Begin Records
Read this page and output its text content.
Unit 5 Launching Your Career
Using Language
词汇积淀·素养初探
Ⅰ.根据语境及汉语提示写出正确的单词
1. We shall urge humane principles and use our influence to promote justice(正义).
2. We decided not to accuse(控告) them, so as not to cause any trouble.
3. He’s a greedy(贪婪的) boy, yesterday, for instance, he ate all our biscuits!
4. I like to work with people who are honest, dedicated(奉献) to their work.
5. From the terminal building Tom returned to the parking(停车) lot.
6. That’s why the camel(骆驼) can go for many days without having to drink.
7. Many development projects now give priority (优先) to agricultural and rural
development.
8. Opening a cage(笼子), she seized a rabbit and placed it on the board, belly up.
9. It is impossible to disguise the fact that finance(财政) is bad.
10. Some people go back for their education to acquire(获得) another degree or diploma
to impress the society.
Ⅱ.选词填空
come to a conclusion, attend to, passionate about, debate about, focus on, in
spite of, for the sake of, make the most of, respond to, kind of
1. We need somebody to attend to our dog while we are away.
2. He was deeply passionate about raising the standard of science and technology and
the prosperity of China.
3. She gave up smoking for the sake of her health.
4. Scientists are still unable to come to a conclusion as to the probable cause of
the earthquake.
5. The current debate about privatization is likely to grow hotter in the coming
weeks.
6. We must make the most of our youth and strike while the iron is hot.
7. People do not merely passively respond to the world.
End Records
→ **Problem to work on**: Using the entries above, please restate each one word for word.

→ **Written response**:
Read this page and output its text content.
Unit 5 Launching Your Career
Using Language
词汇积淀·素养初探
Ⅰ.根据语境及汉语提示写出正确的单词
1. We shall urge humane principles and use our influence to promote justice(正义).
2. We decided not to accuse(控告) them, so as not to cause any trouble.
3. He’s a greedy(贪婪的) boy, yesterday, for instance, he ate all our biscuits!
4. I like to work with people who are honest, dedicated(奉献) to their work.
5. From the terminal building Tom returned to the parking(停车) lot.
6. That’s why the camel(骆驼) can go for many days without having to drink.
7. Many development projects now give priority (优先) to agricultural and rural
development.
8. Opening a cage(笼子), she seized a rabbit and placed it on the board, belly up.
9. It is impossible to disguise the fact that finance(财政) is bad.
10. Some people go back for their education to acquire(获得) another degree or diploma
to impress the society.
Ⅱ.选词填空
come to a conclusion, attend to, passionate about, debate about, focus on, in
spite of, for the sake of, make the most of, respond to, kind of
1. We need somebody to attend to our dog while we are away.
2. He was deeply passionate about raising the standard of science and technology and
the prosperity of China.
3. She gave up smoking for the sake of her health.
4. Scientists are still unable to come to a conclusion as to the probable cause of
the earthquake.
5. The current debate about privatization is likely to grow hotter in the coming
weeks.
6. We must make the most of our youth and strike while the iron is hot.
7. People do not merely passively respond to the world.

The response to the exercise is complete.